**WHAT THIS TASK INVOLVES:** Scan the entries below. List each line with "enregistrer".

________________________________________

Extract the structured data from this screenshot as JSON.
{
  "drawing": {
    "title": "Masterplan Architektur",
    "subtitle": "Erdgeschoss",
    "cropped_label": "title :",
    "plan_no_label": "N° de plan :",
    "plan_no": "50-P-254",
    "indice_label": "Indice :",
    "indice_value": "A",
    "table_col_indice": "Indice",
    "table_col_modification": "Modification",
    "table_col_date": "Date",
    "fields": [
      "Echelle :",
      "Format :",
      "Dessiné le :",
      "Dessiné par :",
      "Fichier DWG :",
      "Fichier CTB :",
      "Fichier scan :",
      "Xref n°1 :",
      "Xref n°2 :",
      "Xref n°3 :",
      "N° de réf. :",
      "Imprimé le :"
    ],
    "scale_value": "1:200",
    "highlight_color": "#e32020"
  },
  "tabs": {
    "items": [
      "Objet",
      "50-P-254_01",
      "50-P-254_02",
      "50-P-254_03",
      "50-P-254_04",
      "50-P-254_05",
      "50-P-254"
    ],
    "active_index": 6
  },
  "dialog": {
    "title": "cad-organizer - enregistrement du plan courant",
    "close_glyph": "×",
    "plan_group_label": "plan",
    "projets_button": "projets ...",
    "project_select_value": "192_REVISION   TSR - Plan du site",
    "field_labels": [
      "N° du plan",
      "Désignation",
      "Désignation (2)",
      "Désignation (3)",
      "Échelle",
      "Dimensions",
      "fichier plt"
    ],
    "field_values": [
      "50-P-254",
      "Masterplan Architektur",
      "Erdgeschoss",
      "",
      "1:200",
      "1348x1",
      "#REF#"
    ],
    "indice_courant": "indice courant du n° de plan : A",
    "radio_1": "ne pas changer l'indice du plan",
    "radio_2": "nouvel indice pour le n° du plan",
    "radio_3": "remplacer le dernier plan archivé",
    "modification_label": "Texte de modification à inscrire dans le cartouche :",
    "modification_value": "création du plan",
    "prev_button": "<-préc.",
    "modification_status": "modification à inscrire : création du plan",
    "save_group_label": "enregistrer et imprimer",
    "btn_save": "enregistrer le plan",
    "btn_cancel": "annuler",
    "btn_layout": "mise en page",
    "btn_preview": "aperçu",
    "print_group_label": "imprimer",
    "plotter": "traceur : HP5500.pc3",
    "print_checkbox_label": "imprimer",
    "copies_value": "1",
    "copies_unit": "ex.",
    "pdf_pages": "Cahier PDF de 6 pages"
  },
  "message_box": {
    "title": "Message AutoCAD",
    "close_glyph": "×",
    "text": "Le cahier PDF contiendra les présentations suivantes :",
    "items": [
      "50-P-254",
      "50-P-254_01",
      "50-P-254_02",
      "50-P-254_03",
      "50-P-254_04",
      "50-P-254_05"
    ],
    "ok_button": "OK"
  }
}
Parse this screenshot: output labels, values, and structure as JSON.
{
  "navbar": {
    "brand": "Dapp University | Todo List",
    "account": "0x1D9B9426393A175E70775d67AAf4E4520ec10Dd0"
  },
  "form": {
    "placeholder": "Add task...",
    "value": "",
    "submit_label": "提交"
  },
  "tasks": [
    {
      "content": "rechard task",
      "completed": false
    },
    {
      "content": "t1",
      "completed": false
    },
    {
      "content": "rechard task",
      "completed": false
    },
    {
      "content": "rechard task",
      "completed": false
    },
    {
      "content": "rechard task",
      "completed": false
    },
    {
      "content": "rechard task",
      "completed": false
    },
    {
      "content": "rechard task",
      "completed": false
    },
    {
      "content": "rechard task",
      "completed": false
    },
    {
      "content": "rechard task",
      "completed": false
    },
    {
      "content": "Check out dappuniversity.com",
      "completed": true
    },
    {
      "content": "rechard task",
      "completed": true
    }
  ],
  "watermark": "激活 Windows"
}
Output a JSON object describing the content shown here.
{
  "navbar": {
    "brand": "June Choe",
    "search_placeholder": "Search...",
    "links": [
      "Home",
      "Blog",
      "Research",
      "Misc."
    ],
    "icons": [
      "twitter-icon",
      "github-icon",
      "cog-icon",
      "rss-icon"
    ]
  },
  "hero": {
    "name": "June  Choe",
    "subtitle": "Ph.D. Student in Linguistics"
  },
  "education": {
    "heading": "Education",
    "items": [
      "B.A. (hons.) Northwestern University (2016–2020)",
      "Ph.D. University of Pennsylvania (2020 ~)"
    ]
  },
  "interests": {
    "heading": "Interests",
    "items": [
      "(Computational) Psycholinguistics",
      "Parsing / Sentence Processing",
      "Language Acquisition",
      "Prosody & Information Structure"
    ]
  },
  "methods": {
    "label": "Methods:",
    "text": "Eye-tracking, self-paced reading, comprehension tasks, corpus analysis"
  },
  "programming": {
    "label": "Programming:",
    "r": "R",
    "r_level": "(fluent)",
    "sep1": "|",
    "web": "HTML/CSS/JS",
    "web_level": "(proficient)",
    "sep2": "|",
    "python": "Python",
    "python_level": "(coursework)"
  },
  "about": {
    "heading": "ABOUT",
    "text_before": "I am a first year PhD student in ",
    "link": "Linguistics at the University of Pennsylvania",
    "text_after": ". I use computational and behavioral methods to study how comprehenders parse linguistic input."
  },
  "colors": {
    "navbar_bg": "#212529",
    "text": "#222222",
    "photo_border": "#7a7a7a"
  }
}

________________________________________

**FINAL RESULT:**
    "save_group_label": "enregistrer et imprimer",
    "btn_save": "enregistrer le plan",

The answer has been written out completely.